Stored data
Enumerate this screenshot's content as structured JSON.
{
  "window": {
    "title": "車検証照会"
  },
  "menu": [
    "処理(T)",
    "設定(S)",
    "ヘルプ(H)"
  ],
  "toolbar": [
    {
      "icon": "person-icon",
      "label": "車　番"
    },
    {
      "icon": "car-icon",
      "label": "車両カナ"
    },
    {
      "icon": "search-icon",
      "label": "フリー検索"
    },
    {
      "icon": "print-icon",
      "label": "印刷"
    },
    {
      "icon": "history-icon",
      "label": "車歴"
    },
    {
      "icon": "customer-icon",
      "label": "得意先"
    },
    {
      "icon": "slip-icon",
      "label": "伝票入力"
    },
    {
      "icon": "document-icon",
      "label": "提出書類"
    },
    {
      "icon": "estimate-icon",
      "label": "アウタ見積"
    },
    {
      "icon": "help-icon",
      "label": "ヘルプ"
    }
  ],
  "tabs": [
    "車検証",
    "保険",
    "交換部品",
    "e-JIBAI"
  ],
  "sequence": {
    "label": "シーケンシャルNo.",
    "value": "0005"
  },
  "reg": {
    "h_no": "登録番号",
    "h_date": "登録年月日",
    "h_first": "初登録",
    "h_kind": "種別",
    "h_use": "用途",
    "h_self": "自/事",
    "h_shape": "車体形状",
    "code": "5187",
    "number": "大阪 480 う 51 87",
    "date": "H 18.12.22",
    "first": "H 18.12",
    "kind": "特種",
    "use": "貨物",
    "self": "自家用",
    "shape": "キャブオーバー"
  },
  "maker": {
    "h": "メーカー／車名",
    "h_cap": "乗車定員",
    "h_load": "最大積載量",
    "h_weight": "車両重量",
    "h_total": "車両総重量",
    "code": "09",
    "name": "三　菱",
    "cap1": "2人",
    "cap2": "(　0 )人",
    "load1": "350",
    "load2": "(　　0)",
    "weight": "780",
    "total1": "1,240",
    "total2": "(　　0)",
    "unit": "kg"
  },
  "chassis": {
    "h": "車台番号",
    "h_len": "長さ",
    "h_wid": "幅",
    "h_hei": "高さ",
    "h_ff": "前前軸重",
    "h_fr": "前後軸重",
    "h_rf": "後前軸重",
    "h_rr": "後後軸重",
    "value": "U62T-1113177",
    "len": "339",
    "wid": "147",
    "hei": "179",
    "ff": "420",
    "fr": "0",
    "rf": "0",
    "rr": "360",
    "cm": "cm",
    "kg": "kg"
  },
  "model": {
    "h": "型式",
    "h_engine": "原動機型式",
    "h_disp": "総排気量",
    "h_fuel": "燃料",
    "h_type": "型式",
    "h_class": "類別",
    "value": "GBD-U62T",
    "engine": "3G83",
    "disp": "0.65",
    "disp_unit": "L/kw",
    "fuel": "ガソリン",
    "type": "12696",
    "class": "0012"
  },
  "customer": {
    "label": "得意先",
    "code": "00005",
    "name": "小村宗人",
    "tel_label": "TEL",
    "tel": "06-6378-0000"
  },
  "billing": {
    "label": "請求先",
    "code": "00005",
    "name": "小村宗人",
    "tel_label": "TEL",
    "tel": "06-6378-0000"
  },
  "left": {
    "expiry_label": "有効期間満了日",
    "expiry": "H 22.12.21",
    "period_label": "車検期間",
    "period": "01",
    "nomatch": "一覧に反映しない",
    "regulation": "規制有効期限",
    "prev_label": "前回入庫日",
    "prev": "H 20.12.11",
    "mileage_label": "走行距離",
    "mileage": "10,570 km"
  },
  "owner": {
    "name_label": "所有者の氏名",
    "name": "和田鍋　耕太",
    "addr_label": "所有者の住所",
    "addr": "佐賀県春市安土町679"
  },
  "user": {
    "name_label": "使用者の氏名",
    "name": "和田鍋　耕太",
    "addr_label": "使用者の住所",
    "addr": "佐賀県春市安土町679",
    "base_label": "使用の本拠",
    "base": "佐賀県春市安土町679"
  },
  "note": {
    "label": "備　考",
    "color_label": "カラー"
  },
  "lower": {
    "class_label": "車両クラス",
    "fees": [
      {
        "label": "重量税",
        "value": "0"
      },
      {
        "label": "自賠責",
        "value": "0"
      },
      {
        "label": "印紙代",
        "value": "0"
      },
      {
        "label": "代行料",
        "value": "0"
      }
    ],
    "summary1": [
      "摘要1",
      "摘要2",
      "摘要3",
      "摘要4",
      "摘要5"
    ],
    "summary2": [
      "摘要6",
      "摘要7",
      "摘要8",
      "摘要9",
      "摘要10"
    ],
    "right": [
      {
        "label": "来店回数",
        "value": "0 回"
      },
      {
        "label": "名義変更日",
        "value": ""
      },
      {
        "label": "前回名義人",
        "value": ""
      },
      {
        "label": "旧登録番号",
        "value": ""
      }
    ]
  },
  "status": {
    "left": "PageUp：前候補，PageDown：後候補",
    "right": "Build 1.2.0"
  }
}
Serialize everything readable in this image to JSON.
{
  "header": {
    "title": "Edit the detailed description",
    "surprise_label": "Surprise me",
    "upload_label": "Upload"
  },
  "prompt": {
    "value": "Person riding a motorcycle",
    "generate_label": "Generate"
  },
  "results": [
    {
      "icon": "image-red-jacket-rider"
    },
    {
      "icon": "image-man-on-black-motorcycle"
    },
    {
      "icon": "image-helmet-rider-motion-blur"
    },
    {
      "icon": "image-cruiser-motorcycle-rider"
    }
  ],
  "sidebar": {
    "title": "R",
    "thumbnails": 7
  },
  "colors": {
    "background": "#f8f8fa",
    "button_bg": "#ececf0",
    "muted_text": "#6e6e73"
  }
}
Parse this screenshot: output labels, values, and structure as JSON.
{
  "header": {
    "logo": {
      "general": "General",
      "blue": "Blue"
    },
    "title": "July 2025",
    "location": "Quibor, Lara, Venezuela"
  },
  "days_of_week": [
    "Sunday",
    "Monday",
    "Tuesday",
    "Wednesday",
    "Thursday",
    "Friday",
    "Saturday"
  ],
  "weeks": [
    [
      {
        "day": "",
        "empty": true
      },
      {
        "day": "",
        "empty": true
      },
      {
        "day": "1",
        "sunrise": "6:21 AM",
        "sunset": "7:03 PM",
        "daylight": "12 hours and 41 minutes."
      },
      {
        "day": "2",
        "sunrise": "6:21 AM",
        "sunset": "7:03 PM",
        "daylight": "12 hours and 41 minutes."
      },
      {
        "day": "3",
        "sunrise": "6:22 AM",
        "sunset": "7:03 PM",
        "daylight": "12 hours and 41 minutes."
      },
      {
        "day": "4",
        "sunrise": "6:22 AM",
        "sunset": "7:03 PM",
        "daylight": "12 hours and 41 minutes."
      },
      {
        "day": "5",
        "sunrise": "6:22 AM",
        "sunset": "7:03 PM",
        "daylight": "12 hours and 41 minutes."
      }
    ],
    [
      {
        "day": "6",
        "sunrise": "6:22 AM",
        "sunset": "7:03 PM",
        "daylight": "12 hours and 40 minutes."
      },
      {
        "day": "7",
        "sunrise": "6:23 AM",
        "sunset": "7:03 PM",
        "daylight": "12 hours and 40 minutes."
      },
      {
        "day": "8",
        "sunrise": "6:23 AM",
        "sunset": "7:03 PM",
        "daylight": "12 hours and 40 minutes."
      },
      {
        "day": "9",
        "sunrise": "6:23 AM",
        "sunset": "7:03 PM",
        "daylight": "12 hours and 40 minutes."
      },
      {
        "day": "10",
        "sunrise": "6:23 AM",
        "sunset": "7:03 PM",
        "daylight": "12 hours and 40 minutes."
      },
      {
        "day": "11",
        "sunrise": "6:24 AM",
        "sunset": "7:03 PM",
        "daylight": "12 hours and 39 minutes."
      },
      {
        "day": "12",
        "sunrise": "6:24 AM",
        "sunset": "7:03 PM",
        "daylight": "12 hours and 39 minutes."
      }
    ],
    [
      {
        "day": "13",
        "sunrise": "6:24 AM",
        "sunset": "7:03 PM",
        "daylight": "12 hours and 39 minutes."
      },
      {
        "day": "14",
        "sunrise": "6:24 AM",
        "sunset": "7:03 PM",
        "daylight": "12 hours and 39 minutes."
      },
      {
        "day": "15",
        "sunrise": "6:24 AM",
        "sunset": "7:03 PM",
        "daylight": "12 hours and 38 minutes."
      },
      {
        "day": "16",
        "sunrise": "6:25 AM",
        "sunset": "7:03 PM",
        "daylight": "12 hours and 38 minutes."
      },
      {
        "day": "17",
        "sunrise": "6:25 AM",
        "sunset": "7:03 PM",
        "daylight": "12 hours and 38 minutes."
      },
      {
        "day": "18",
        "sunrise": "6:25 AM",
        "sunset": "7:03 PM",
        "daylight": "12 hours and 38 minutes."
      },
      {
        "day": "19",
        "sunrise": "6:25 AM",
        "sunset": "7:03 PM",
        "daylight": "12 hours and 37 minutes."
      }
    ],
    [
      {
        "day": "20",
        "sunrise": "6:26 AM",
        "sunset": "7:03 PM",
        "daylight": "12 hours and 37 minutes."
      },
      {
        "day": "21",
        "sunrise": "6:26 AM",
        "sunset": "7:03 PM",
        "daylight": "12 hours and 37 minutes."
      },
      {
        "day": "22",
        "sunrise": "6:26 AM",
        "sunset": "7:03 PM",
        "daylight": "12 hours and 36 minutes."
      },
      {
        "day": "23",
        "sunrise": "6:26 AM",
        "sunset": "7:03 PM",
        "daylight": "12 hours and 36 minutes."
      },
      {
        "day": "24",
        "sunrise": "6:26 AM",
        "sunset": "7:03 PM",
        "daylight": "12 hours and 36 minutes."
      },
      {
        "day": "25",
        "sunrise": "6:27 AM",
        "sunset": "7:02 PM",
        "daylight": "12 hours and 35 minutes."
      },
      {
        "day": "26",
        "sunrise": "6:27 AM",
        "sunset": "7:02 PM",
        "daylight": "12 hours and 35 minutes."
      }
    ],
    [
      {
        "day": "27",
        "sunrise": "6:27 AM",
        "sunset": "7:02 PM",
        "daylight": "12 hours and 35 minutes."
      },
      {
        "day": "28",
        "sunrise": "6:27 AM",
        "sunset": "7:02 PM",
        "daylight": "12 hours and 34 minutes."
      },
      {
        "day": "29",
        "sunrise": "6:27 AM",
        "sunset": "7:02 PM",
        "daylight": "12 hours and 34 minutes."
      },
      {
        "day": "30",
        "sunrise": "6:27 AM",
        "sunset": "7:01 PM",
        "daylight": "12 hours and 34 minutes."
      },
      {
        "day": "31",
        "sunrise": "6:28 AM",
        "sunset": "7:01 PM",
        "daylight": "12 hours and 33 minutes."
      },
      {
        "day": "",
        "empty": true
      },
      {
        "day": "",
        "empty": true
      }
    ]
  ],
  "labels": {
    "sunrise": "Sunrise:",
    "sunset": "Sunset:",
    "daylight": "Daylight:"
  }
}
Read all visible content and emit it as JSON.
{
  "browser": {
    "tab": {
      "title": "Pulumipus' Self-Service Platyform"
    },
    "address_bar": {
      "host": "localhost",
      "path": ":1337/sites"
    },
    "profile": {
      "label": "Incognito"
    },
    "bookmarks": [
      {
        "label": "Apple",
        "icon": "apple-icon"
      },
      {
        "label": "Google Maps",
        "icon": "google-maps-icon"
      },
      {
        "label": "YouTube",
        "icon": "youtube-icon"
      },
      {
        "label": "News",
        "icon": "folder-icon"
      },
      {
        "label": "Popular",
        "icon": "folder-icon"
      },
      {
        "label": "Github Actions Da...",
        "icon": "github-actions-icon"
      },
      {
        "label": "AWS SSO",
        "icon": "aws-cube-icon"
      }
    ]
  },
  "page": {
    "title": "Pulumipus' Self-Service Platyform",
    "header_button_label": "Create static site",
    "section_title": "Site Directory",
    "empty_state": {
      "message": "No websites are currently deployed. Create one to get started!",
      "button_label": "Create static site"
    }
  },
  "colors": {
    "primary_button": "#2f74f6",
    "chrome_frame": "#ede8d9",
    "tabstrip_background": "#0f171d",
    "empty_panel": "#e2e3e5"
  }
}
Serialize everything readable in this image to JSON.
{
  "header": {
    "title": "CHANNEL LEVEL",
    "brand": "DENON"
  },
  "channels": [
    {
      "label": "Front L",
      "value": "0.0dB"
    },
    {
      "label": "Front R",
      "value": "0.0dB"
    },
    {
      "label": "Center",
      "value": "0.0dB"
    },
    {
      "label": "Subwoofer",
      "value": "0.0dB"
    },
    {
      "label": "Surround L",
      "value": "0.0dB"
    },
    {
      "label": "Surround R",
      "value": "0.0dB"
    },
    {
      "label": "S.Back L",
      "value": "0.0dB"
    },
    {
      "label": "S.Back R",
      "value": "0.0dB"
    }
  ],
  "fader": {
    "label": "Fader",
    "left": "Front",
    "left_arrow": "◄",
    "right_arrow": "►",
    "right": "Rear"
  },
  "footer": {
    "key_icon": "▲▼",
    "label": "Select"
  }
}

» WHAT IS BEING ASKED: Copy out each line of the listing that holds "content".

» REPLY TO THE TASK:
Enumerate this screenshot's content as structured JSON.
Read all visible content and emit it as JSON.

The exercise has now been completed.